[Dataset items]

--- --- ---

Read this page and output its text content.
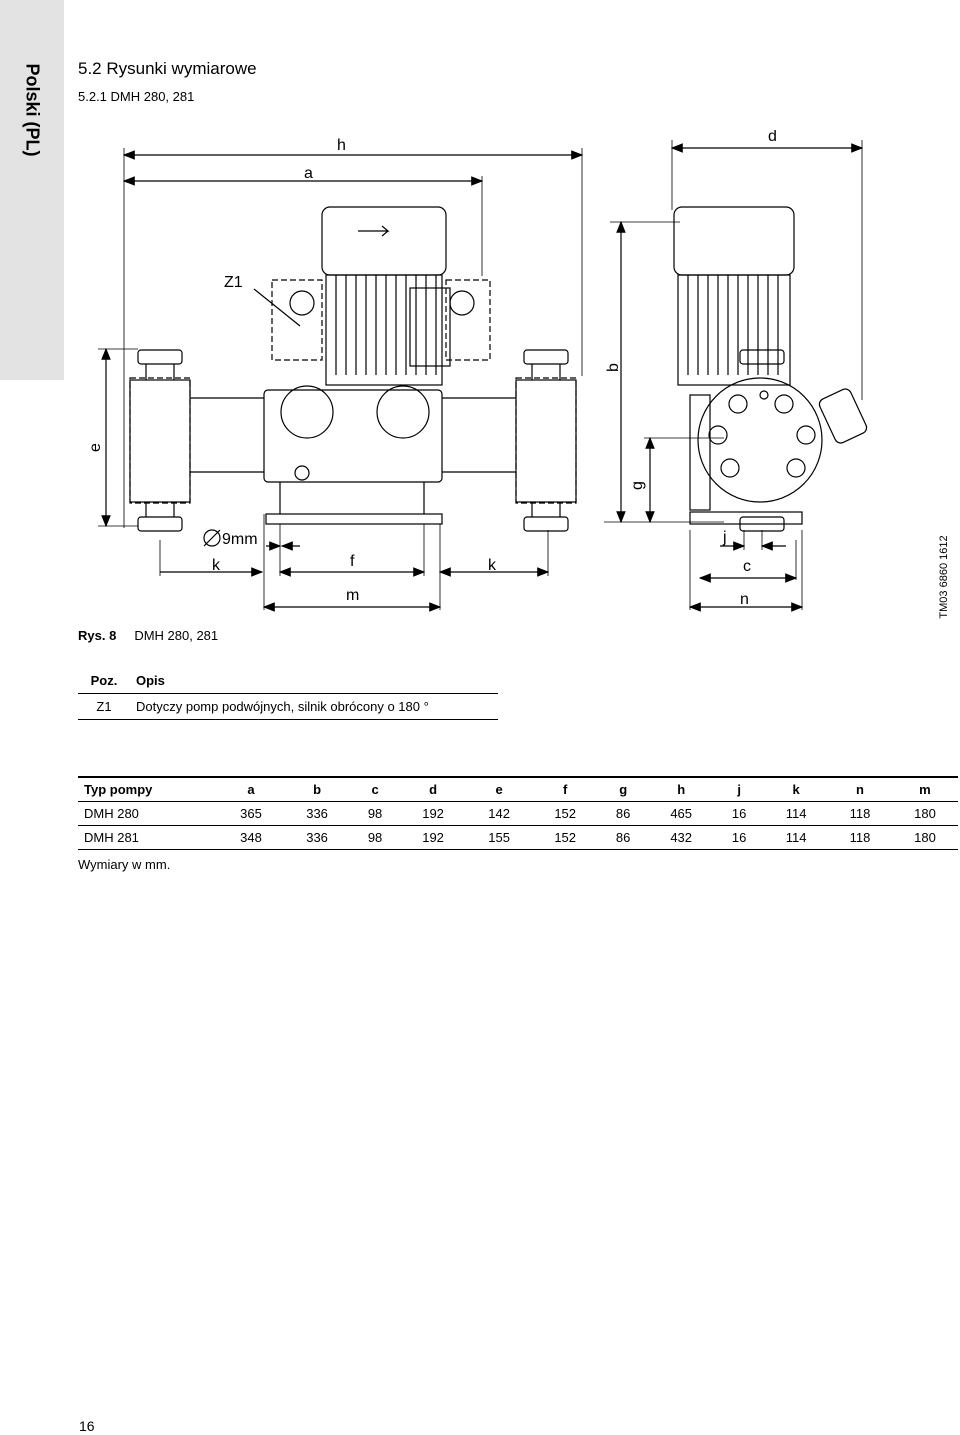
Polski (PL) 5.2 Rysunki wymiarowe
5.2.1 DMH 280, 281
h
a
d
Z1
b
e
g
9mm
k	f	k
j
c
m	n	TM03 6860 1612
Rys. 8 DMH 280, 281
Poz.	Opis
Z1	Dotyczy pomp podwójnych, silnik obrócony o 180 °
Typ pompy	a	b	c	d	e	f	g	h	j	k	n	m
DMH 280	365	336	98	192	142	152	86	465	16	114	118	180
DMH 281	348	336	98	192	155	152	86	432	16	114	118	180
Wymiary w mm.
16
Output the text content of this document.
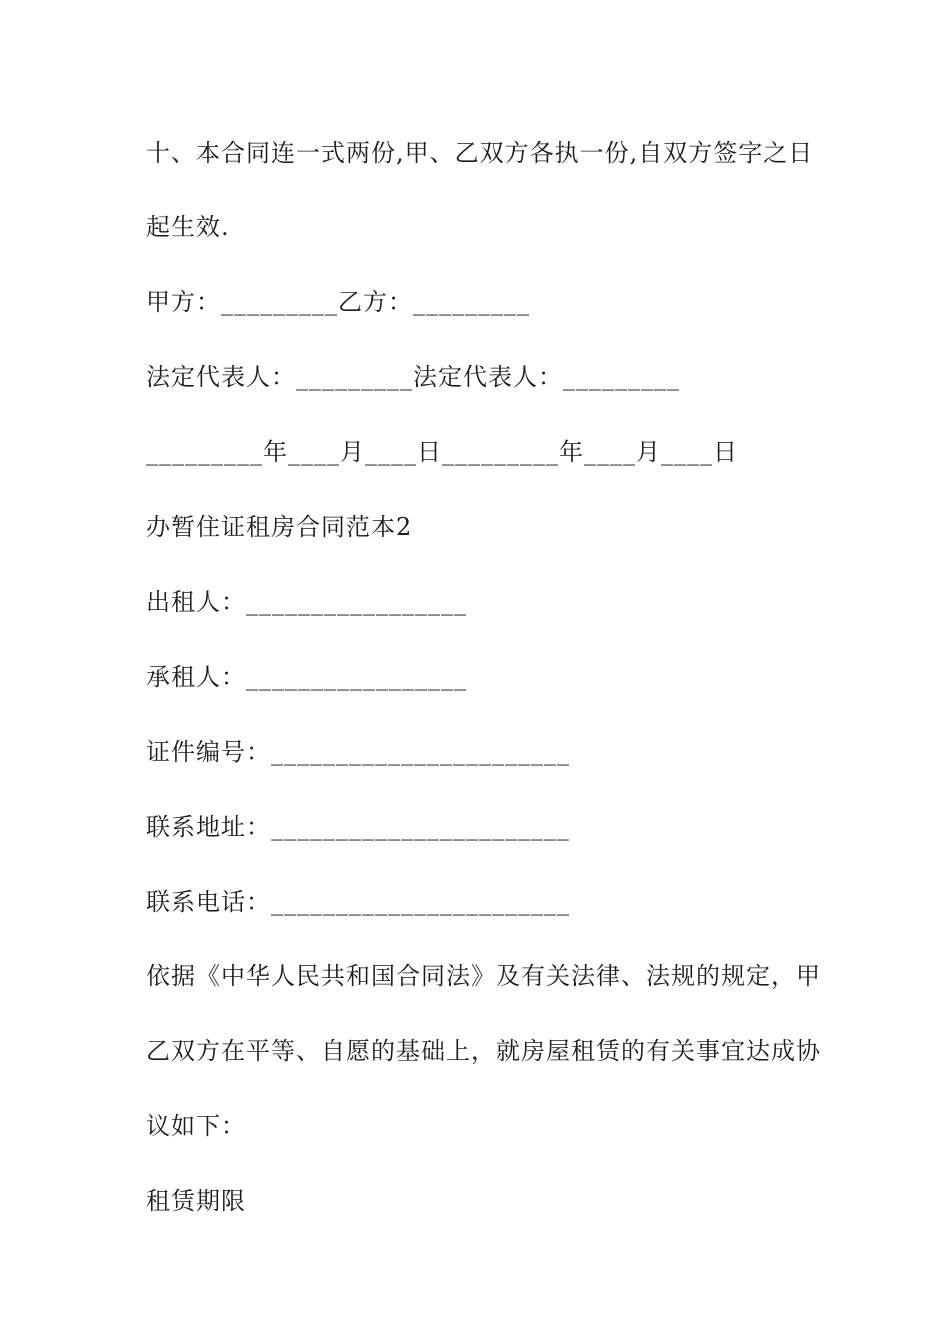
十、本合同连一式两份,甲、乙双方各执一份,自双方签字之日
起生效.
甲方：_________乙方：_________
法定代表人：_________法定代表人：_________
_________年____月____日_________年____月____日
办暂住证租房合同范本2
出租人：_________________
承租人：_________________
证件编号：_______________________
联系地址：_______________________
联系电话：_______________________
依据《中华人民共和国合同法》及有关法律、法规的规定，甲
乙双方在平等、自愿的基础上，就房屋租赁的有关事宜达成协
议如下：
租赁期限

--- --- ---

=== YOUR INSTRUCTIONS ===
In the records above, locate the line with "Output the text content of this document."; output it and each line after it through the last one, exactly, omitting pictures.

=== CORRECT ANSWER ===
Output the text content of this document.
十、本合同连一式两份,甲、乙双方各执一份,自双方签字之日
起生效.
甲方：_________乙方：_________
法定代表人：_________法定代表人：_________
_________年____月____日_________年____月____日
办暂住证租房合同范本2
出租人：_________________
承租人：_________________
证件编号：_______________________
联系地址：_______________________
联系电话：_______________________
依据《中华人民共和国合同法》及有关法律、法规的规定，甲
乙双方在平等、自愿的基础上，就房屋租赁的有关事宜达成协
议如下：
租赁期限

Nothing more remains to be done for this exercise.